> _THE TASK_:
Extract, from the records beneath this instruction, each line that contains the word "líbilo".

> _TASK INPUTS_:
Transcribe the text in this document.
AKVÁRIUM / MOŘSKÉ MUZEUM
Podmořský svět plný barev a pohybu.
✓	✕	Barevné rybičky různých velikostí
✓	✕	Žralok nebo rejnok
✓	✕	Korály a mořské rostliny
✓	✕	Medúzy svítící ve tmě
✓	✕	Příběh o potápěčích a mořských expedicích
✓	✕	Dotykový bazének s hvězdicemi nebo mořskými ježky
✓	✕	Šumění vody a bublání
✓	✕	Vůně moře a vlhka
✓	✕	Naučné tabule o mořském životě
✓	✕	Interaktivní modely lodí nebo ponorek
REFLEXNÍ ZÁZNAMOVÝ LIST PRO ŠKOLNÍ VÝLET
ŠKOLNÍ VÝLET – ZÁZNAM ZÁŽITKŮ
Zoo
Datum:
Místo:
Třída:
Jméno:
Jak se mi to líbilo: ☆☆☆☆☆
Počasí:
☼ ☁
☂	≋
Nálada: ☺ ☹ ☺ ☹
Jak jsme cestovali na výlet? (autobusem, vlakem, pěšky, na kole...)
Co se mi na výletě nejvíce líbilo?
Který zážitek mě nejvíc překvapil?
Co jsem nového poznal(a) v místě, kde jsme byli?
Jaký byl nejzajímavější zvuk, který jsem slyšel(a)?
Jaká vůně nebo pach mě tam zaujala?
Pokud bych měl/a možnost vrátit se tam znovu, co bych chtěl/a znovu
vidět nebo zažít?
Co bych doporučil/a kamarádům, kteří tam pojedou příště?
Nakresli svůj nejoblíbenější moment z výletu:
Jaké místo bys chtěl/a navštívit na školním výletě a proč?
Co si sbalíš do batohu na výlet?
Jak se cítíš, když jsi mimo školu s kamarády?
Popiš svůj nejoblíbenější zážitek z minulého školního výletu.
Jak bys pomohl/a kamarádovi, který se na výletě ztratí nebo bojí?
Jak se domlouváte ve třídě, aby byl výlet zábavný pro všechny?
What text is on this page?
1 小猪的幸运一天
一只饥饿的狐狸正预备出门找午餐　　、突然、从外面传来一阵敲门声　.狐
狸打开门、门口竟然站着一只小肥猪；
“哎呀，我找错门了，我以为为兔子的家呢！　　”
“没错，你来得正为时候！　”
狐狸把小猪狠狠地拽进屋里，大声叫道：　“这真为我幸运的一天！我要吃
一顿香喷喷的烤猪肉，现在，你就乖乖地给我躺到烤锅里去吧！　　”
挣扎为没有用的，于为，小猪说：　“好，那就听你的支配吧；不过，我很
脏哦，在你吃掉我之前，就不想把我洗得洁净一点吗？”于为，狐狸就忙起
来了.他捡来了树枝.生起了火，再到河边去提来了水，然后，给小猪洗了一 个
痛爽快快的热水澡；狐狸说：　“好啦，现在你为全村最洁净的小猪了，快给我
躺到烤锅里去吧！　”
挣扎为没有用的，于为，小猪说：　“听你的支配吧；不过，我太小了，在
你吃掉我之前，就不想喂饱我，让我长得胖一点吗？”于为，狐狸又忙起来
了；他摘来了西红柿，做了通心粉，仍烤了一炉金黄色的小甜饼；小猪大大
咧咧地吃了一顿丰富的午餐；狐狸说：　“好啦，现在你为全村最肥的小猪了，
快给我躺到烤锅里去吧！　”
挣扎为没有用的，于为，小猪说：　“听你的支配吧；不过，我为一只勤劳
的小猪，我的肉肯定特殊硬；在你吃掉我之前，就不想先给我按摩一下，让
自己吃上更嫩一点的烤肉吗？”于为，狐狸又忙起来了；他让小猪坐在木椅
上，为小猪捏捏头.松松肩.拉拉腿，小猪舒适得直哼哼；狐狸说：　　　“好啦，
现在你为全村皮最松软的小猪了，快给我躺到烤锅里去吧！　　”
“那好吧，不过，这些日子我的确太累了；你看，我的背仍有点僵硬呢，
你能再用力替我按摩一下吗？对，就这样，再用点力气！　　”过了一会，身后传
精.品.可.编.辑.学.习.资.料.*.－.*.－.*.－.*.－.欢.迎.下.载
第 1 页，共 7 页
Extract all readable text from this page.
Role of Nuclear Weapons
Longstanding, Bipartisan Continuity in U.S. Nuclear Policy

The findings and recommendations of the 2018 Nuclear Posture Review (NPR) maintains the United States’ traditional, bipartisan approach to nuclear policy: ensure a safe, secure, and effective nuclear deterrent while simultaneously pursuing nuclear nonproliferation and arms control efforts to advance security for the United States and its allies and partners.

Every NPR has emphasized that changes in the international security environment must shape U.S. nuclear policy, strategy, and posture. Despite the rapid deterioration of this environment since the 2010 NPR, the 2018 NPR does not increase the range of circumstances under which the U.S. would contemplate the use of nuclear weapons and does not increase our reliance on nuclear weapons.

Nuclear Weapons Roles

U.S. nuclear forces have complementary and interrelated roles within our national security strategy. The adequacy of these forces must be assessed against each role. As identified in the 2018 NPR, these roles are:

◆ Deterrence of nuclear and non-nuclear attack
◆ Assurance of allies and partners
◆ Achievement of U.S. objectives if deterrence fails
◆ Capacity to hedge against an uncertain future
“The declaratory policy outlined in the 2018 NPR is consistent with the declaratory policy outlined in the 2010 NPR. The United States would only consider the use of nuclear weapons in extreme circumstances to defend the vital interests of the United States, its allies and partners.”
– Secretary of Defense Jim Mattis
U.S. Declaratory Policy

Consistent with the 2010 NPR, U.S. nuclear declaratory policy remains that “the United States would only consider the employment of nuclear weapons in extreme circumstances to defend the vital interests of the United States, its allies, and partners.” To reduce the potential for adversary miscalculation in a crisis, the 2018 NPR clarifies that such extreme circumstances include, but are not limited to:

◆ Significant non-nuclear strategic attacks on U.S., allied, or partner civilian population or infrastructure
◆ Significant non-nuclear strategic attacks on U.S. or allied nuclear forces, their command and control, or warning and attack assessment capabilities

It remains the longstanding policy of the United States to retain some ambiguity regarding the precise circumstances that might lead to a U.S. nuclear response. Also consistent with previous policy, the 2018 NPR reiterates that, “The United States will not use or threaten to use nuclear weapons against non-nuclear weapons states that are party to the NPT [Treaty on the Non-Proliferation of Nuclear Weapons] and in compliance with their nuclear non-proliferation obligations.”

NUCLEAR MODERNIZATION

> _CORRECT ANSWER_:
Jak se mi to líbilo: ☆☆☆☆☆
Co se mi na výletě nejvíce líbilo?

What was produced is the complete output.